[Problem to work on]
Which lines below hold the word "title"? Report each one.

[Available data]
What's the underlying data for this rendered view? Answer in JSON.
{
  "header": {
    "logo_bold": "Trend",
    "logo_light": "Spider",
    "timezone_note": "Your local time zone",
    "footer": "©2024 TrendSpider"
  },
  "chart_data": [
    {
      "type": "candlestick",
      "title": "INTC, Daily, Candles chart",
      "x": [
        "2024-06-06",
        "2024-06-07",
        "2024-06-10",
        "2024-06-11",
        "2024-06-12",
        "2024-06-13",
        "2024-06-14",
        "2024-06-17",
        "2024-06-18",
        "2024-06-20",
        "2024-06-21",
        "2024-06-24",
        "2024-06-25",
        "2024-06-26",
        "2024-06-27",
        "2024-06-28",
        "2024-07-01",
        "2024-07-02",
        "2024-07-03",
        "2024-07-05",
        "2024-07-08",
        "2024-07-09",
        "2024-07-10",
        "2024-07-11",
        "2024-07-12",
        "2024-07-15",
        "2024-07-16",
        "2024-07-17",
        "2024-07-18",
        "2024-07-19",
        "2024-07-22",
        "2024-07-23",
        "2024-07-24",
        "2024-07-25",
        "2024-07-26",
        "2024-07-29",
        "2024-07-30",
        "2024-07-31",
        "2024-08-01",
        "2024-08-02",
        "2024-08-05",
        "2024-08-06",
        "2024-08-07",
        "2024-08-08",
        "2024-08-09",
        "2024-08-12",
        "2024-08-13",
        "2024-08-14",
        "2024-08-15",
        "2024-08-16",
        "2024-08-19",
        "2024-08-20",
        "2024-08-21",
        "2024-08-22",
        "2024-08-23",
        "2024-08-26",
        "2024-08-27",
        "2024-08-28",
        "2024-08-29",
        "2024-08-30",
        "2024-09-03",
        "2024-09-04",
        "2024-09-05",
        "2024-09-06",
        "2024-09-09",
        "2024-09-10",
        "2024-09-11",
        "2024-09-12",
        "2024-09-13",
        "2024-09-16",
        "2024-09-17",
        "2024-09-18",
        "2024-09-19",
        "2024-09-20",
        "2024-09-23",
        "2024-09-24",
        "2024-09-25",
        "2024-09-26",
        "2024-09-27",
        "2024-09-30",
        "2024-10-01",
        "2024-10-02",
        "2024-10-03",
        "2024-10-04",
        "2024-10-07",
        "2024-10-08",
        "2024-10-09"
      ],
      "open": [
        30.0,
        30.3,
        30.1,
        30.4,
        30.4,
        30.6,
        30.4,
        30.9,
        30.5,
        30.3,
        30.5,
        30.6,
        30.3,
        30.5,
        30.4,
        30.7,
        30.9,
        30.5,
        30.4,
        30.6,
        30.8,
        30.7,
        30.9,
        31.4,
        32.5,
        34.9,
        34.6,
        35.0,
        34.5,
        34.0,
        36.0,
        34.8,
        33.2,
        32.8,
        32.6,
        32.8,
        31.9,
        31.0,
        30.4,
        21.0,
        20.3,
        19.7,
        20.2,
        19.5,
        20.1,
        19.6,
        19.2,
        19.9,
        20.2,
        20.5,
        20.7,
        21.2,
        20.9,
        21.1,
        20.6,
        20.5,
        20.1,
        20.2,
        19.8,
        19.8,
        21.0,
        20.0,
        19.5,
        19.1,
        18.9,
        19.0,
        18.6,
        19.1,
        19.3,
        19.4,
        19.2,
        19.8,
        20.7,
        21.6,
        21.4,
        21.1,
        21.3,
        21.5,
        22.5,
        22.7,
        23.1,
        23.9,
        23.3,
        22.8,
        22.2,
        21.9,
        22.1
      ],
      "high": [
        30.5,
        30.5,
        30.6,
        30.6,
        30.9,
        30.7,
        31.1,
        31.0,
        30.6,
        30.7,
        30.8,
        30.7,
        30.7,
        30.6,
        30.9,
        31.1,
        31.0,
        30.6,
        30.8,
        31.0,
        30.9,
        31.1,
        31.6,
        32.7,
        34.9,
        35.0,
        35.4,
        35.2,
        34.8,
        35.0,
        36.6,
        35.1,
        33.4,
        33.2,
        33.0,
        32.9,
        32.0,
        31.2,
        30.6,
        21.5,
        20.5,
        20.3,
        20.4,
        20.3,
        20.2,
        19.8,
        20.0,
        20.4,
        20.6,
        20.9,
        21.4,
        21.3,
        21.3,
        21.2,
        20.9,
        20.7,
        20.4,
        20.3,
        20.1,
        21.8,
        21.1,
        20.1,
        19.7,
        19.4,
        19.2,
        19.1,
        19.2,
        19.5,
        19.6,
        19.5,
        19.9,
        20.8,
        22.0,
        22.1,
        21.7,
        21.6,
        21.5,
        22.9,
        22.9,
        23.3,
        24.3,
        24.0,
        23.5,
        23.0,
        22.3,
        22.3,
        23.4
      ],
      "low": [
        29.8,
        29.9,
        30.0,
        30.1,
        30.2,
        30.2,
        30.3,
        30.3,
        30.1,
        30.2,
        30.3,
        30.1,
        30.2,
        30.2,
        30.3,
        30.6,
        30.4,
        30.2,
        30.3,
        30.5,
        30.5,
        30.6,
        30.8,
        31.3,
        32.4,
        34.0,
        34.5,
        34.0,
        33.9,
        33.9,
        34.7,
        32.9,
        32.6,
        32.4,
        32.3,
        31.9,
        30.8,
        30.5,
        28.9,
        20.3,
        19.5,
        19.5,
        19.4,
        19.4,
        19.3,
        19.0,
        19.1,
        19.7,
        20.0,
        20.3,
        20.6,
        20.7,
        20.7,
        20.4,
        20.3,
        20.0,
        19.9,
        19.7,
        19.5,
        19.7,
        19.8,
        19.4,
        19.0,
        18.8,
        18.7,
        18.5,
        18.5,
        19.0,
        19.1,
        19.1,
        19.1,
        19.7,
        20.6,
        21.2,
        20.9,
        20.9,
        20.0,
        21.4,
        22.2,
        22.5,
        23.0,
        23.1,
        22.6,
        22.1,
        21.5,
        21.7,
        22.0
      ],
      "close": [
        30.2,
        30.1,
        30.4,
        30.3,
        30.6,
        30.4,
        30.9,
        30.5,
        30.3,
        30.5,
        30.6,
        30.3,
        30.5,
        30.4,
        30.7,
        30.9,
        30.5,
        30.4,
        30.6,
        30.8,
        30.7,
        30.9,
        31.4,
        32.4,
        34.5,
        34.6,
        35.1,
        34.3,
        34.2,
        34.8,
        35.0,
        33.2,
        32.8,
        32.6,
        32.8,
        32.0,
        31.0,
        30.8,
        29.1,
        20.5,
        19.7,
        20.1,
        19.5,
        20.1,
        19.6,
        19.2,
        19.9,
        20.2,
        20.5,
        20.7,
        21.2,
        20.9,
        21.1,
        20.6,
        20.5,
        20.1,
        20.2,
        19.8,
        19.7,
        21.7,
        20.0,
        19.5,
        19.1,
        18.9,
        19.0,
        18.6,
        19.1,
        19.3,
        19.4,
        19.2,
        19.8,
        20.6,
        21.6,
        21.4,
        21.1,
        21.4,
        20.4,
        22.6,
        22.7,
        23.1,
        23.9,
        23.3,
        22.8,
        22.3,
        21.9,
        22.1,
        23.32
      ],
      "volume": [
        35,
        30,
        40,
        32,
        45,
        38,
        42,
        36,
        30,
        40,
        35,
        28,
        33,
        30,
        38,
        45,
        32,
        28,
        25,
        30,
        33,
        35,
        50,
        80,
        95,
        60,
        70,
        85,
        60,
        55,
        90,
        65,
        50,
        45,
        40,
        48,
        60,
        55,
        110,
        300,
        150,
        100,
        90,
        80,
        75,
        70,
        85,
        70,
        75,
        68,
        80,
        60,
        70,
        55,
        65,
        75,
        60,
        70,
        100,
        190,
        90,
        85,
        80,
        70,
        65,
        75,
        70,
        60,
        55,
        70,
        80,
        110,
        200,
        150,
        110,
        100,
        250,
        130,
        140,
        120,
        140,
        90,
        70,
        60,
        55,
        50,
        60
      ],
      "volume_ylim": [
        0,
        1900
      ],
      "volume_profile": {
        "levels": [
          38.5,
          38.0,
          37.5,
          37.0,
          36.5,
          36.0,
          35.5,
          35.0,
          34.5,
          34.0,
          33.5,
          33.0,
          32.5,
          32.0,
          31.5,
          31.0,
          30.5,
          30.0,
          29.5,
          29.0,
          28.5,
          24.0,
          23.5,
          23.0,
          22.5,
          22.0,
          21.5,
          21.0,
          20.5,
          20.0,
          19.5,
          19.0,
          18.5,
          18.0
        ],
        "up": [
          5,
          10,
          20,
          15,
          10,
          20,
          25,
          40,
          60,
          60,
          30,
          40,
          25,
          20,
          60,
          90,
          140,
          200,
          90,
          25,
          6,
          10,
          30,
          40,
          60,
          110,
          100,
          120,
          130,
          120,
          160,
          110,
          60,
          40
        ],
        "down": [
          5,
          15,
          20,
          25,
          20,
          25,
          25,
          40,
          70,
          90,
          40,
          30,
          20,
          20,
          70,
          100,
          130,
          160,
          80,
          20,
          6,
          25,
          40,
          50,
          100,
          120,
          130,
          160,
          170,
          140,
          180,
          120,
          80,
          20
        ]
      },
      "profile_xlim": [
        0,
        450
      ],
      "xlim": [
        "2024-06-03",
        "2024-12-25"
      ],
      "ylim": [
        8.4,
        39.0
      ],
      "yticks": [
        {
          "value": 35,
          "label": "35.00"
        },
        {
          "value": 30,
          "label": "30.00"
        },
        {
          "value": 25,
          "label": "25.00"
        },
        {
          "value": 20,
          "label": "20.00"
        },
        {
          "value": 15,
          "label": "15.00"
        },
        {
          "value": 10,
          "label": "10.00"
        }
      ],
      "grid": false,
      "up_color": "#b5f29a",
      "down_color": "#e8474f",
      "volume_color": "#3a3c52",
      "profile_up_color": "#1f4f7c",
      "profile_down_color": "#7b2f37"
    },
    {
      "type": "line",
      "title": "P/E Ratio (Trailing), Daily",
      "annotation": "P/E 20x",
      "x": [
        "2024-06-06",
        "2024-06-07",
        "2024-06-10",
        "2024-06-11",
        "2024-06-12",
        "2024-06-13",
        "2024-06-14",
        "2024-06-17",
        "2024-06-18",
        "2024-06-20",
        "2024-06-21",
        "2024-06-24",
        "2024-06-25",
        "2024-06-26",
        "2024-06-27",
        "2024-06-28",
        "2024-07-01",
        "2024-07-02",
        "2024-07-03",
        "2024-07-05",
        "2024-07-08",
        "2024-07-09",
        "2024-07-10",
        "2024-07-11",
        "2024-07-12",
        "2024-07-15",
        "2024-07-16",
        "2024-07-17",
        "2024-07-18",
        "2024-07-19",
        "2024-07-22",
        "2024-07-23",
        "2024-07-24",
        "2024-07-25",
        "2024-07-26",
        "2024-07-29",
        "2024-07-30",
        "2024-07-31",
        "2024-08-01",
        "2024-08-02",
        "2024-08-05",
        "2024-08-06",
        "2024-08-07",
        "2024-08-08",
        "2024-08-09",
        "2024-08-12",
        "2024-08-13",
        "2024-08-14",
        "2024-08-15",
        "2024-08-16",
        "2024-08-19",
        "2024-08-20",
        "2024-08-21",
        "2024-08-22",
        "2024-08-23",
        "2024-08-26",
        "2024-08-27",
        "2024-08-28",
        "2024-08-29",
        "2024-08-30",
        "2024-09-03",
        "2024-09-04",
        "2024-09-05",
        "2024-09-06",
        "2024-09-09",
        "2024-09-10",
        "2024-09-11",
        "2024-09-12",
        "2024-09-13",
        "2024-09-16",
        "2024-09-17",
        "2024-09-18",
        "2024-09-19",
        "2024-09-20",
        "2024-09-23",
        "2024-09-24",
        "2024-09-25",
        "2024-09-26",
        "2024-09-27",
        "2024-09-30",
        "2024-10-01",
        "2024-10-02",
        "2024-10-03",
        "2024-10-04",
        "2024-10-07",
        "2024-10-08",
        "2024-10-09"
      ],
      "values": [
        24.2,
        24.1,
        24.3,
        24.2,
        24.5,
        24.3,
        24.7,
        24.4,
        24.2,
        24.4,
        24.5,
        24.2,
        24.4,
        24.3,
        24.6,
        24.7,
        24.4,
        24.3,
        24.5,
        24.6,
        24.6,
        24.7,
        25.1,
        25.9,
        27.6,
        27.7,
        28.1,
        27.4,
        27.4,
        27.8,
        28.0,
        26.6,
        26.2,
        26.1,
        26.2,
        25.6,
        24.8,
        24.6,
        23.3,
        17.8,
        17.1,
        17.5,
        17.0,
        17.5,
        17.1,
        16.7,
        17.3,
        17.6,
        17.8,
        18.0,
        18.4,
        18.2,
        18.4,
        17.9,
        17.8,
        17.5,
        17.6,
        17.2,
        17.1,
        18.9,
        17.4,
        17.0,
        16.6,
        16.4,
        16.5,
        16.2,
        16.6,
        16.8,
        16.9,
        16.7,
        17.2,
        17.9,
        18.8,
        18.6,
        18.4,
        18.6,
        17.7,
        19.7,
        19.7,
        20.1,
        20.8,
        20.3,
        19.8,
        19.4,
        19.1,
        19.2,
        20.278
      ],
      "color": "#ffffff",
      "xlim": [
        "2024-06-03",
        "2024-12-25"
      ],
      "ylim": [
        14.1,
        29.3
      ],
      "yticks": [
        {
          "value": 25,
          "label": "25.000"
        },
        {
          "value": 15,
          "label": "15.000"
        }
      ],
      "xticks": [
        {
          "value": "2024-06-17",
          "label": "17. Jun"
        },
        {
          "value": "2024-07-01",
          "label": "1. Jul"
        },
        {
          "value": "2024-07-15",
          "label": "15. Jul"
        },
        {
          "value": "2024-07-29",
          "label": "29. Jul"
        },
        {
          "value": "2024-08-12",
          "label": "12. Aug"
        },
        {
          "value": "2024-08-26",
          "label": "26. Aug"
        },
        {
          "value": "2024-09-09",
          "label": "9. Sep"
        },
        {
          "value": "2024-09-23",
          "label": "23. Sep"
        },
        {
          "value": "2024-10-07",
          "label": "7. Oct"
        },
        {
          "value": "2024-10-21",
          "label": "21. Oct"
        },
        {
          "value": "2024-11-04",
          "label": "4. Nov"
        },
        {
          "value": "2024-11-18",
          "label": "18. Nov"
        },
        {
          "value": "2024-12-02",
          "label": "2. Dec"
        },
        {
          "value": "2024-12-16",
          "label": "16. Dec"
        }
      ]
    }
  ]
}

[Task output]
      "title": "INTC, Daily, Candles chart",
      "title": "P/E Ratio (Trailing), Daily",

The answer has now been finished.